* _What is asked_
Say how many lines contain "SDTVAR", using only the number.

Extracted data entries
•••
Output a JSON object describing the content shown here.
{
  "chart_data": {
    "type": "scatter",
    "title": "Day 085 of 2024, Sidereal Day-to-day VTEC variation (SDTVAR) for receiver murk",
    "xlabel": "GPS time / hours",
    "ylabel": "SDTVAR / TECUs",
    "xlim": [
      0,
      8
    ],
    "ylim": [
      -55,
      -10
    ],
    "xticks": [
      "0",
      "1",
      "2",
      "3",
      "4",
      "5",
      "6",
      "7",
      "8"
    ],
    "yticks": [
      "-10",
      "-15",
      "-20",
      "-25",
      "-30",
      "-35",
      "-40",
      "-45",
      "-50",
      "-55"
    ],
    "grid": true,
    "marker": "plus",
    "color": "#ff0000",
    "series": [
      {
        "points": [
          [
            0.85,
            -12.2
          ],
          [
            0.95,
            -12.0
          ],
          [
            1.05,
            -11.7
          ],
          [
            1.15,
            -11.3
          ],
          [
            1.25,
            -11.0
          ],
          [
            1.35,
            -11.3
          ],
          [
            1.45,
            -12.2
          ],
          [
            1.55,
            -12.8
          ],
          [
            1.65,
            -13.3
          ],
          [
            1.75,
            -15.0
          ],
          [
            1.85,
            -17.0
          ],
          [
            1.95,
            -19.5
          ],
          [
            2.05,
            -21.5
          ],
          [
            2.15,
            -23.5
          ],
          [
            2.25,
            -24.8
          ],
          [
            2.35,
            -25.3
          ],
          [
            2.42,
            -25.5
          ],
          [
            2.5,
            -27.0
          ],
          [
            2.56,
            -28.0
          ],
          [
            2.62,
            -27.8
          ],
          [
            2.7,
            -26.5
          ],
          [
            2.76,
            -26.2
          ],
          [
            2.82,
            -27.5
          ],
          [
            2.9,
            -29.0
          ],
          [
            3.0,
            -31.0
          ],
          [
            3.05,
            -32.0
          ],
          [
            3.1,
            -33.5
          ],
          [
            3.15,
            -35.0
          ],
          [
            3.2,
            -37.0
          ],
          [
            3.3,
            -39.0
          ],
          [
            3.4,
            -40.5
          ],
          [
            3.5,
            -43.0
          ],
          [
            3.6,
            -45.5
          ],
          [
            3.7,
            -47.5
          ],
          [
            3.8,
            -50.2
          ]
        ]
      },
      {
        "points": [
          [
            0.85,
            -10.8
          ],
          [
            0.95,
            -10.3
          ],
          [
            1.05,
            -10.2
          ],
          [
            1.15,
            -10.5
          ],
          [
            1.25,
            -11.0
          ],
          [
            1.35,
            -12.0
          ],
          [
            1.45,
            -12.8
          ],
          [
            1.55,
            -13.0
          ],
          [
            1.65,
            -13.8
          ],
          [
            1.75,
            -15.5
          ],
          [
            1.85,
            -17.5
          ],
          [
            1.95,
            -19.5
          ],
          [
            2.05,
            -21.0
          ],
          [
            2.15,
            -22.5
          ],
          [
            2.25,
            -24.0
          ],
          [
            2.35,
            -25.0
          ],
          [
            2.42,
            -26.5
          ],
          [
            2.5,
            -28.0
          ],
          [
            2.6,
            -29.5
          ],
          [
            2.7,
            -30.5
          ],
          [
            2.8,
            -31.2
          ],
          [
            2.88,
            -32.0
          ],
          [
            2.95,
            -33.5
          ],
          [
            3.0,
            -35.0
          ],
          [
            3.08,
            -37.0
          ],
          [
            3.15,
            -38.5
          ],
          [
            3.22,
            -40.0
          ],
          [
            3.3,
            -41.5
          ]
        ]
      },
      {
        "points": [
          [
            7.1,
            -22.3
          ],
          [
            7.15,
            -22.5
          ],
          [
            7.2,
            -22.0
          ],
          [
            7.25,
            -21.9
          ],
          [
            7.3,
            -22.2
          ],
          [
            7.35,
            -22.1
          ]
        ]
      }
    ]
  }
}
•••
* _Solution to this exercise_
2